= Exercise details =
Report the count of lines below that include "footer", without any other text.

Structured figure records
____
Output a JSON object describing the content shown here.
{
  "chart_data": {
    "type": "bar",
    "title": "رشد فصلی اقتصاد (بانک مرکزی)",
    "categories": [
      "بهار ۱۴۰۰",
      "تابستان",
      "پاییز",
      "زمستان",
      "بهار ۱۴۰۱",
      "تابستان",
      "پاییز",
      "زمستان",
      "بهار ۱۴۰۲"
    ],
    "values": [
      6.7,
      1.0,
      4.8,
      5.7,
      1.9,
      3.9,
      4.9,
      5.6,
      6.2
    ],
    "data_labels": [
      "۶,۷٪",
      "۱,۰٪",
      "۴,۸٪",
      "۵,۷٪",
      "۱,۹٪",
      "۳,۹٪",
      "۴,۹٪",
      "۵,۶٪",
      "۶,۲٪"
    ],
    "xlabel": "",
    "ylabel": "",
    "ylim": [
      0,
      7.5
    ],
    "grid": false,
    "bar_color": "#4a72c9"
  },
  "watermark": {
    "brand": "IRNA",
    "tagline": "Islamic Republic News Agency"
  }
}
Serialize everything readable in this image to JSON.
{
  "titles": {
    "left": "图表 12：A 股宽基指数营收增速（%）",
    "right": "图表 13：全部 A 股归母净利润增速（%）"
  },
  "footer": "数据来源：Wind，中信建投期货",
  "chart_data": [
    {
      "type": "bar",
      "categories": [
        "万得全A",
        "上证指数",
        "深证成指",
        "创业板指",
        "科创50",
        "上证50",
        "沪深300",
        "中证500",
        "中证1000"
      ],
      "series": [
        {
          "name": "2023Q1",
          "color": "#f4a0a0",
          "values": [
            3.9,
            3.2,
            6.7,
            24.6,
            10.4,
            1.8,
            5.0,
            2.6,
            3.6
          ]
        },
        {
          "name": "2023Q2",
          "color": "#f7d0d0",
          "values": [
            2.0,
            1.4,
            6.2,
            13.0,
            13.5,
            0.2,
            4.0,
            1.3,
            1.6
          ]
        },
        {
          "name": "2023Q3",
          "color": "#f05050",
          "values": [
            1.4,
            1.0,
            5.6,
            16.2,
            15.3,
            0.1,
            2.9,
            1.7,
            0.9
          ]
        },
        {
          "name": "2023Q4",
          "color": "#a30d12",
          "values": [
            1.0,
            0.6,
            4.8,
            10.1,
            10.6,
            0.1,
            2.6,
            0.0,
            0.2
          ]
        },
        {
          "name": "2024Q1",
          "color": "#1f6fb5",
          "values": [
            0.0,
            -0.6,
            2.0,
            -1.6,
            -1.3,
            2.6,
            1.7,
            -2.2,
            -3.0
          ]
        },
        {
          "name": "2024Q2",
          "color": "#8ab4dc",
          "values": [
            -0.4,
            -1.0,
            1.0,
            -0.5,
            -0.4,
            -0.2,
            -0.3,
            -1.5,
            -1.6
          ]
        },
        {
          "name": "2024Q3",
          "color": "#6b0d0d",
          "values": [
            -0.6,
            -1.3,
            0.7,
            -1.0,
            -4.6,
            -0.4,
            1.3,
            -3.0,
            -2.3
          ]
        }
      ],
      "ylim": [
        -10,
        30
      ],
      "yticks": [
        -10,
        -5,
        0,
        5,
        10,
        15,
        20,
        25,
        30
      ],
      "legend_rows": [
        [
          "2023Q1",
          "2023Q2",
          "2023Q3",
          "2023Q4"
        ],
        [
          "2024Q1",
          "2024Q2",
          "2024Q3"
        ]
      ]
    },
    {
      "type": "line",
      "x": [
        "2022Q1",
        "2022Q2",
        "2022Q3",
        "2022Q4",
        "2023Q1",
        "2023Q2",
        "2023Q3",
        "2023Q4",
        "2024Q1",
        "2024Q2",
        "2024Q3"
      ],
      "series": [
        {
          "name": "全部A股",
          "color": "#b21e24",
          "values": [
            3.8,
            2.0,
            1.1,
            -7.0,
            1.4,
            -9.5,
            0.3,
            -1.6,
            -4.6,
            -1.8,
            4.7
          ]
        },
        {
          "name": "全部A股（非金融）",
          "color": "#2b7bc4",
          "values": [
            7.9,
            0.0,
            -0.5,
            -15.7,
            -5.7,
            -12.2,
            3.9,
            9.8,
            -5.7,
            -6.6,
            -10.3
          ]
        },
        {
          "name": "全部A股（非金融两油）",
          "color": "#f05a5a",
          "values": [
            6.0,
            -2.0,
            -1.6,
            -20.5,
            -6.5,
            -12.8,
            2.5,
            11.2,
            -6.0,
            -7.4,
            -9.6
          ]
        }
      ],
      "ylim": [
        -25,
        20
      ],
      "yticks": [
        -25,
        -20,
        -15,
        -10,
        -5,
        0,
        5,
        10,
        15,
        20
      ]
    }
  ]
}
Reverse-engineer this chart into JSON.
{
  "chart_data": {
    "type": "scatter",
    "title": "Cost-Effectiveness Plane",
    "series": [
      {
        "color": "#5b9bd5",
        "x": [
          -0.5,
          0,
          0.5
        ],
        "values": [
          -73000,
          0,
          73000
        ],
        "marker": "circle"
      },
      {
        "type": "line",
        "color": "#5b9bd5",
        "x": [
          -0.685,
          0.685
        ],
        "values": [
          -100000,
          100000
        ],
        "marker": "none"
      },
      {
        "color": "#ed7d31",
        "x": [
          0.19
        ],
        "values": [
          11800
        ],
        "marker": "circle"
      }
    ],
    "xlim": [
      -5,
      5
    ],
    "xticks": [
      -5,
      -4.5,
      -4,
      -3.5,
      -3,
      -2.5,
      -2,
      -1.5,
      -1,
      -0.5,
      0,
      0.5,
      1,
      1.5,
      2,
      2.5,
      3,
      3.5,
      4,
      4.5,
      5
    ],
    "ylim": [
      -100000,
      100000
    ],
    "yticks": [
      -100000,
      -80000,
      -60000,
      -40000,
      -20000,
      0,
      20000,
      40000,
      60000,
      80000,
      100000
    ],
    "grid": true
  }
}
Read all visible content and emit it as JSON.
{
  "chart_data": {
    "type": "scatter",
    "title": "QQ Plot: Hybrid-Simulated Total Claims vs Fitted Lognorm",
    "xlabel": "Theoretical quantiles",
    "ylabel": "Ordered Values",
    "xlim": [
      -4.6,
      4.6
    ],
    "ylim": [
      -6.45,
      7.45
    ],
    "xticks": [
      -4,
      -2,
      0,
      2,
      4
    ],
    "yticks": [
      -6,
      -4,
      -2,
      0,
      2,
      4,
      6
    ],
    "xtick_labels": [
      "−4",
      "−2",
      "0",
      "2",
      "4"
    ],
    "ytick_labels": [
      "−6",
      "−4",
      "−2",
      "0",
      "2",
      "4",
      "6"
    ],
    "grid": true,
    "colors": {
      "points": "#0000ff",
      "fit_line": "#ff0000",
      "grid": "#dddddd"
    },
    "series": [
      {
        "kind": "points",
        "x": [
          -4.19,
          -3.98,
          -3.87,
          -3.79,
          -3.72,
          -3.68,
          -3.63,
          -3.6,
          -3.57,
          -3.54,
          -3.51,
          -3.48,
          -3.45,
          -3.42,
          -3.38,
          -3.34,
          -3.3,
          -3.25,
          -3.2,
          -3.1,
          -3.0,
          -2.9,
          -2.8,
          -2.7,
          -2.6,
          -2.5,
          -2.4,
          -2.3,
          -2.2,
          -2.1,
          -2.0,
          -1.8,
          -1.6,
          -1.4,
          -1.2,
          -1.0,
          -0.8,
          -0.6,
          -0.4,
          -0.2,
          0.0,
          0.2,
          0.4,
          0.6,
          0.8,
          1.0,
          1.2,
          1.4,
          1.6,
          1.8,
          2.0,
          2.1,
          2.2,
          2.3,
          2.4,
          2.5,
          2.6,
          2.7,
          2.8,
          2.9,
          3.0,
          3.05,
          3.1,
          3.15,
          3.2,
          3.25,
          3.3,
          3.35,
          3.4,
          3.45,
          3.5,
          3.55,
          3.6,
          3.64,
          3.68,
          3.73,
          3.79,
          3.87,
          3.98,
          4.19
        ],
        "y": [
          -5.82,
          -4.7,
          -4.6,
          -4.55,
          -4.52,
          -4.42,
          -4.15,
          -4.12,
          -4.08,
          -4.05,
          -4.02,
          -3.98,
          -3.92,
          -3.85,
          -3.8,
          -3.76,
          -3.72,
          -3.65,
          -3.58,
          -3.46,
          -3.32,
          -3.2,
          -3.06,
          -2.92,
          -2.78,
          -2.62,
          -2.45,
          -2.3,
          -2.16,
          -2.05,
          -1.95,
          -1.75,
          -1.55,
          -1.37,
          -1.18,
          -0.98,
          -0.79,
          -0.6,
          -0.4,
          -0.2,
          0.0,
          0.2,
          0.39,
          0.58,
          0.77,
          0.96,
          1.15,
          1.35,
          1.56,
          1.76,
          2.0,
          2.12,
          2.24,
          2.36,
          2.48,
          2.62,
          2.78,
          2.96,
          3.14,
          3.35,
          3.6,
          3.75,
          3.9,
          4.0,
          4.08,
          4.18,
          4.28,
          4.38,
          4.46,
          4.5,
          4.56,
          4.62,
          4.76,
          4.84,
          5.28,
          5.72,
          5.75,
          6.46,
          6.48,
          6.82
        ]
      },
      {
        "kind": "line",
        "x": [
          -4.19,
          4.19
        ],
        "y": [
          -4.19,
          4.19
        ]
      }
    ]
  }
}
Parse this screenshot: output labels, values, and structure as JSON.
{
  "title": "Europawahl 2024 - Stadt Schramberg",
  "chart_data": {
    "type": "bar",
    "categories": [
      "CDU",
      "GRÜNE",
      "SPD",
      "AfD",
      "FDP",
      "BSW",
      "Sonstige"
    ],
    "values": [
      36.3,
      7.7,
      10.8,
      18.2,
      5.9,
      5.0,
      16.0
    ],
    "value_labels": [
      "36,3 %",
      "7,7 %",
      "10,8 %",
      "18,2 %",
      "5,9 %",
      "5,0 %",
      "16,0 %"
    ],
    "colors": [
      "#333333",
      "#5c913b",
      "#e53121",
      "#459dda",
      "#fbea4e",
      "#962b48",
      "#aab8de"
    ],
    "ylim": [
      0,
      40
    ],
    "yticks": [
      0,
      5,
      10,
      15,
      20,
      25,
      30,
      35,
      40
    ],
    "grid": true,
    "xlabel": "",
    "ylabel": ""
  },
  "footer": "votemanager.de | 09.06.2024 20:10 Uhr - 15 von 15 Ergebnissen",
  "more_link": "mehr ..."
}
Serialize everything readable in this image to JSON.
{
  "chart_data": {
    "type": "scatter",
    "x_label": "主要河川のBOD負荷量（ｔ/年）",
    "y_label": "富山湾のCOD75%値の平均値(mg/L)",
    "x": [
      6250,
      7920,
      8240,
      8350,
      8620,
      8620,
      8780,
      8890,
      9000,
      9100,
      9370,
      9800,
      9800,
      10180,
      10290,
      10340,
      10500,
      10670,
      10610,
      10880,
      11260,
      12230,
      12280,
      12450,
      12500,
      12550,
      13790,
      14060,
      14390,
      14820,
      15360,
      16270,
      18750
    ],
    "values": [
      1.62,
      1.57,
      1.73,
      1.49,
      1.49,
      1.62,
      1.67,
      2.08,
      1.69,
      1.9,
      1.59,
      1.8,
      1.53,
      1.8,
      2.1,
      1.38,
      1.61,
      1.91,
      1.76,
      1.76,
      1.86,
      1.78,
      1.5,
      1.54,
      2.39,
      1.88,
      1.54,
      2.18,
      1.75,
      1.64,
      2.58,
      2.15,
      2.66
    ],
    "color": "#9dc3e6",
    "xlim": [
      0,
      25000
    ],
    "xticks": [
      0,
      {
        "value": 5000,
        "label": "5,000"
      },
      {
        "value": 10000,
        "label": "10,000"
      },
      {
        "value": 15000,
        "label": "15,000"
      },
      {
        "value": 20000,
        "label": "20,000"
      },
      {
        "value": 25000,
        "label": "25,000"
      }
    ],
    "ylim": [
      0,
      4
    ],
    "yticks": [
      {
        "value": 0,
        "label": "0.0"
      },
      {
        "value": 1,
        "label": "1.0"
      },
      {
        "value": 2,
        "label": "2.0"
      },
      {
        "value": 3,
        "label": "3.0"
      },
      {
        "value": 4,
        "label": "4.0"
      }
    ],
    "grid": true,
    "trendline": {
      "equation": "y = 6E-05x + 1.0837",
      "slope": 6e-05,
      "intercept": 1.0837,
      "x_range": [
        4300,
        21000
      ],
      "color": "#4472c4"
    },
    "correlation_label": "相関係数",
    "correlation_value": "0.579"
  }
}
____
= Exercise solution =
2